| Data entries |

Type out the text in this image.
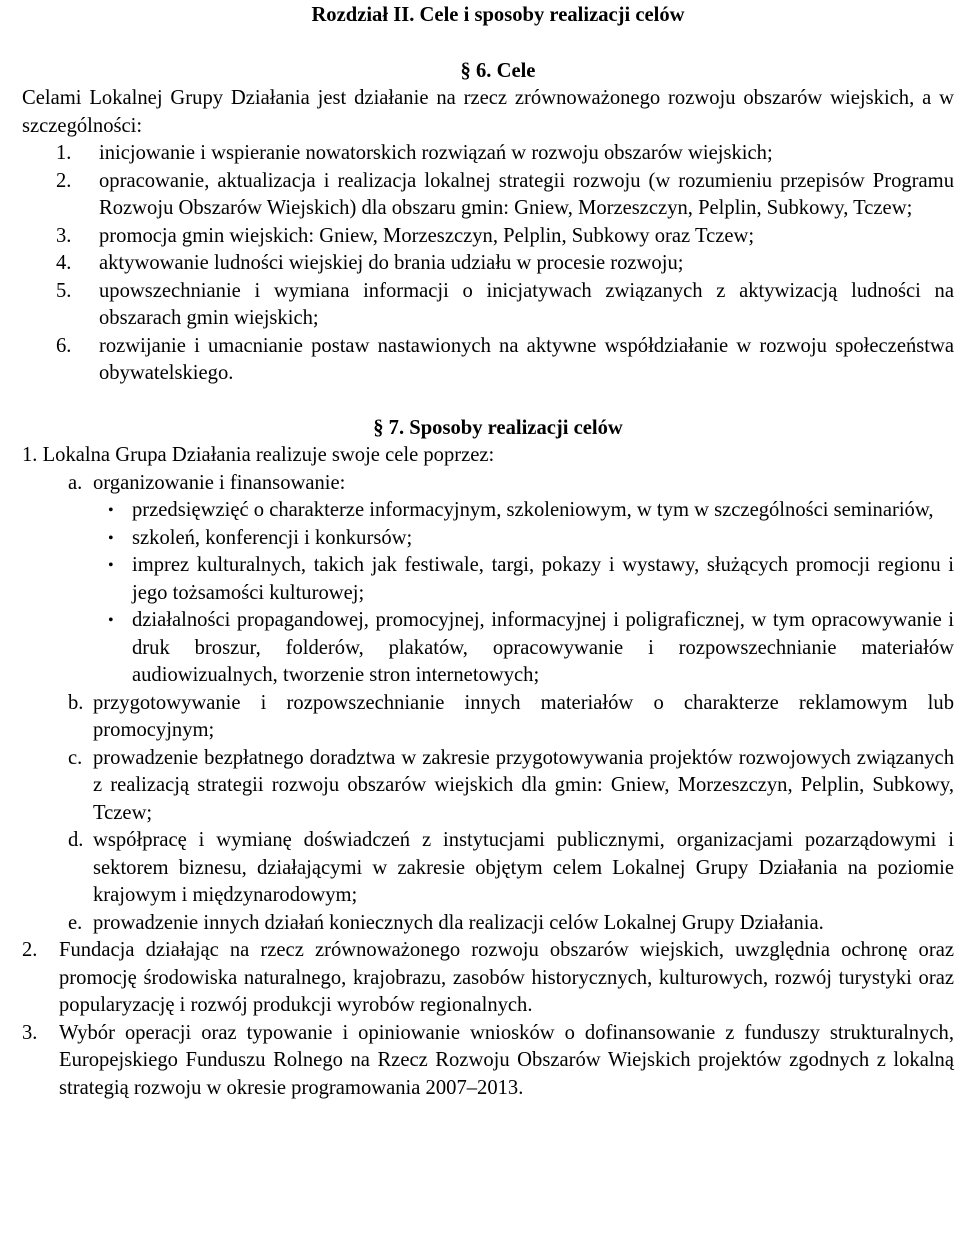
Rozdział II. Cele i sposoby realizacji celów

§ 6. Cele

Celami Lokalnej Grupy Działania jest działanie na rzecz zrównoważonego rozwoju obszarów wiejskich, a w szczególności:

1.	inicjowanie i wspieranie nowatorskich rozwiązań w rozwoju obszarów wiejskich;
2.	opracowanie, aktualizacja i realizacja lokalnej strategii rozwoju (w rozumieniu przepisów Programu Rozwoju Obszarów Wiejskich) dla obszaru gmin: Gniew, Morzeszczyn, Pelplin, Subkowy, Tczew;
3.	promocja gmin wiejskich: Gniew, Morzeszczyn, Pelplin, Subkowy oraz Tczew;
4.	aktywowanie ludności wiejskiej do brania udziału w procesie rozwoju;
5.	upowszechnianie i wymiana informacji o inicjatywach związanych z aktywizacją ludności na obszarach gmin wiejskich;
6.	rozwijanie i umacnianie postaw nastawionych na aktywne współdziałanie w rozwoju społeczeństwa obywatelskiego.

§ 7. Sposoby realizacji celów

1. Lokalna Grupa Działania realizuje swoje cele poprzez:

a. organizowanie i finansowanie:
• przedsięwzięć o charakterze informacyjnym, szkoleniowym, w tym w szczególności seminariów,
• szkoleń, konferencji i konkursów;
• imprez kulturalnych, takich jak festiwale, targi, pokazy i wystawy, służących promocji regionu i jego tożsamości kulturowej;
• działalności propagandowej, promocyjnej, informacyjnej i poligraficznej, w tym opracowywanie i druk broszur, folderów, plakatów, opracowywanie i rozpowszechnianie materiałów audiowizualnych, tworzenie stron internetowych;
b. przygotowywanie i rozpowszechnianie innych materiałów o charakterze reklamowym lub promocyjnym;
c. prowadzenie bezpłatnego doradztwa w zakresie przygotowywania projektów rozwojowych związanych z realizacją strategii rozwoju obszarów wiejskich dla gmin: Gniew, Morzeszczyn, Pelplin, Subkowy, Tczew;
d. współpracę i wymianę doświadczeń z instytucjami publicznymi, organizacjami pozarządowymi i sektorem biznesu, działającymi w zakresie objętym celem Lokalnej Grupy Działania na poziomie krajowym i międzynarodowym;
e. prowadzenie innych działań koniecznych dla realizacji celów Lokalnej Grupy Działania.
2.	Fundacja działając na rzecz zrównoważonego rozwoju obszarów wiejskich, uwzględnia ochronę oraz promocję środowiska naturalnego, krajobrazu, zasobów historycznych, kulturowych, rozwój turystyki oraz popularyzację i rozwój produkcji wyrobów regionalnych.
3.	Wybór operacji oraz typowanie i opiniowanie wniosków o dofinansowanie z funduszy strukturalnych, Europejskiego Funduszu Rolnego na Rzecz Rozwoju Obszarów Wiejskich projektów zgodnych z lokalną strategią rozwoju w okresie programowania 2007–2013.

==

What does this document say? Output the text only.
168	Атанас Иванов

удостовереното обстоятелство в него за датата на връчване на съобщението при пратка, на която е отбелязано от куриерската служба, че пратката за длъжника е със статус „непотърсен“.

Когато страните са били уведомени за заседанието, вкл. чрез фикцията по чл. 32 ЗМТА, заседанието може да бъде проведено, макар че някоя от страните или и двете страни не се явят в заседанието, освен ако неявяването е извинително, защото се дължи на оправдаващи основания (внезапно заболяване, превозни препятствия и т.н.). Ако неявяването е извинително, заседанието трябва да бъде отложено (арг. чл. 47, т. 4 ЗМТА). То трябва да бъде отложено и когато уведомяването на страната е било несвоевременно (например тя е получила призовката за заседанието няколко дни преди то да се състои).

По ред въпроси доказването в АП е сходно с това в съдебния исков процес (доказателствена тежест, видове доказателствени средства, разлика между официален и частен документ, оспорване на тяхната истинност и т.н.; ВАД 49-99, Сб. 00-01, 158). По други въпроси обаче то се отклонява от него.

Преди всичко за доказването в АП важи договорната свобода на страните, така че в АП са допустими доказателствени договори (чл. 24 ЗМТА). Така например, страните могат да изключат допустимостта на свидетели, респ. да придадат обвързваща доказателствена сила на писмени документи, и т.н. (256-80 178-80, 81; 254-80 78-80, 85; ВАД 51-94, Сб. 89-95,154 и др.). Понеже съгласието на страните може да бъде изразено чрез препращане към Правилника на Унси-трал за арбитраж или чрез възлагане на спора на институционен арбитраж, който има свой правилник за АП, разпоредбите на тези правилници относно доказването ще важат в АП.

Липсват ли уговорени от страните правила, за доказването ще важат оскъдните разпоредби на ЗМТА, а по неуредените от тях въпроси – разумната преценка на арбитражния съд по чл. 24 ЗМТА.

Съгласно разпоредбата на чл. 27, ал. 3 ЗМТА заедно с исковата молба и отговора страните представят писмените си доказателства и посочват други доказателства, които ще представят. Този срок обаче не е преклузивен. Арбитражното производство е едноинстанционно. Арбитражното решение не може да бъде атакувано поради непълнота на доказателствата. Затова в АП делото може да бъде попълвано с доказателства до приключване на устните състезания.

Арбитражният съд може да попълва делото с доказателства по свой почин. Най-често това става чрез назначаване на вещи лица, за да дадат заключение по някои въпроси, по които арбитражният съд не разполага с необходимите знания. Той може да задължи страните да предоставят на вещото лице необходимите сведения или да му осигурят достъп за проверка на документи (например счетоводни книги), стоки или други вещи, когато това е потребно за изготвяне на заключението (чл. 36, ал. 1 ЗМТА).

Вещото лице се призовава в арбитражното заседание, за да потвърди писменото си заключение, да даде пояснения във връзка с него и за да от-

| GOAL |
For the data above, state only how many lines include the word "charakterze".

| RESPONSE BELOW |
2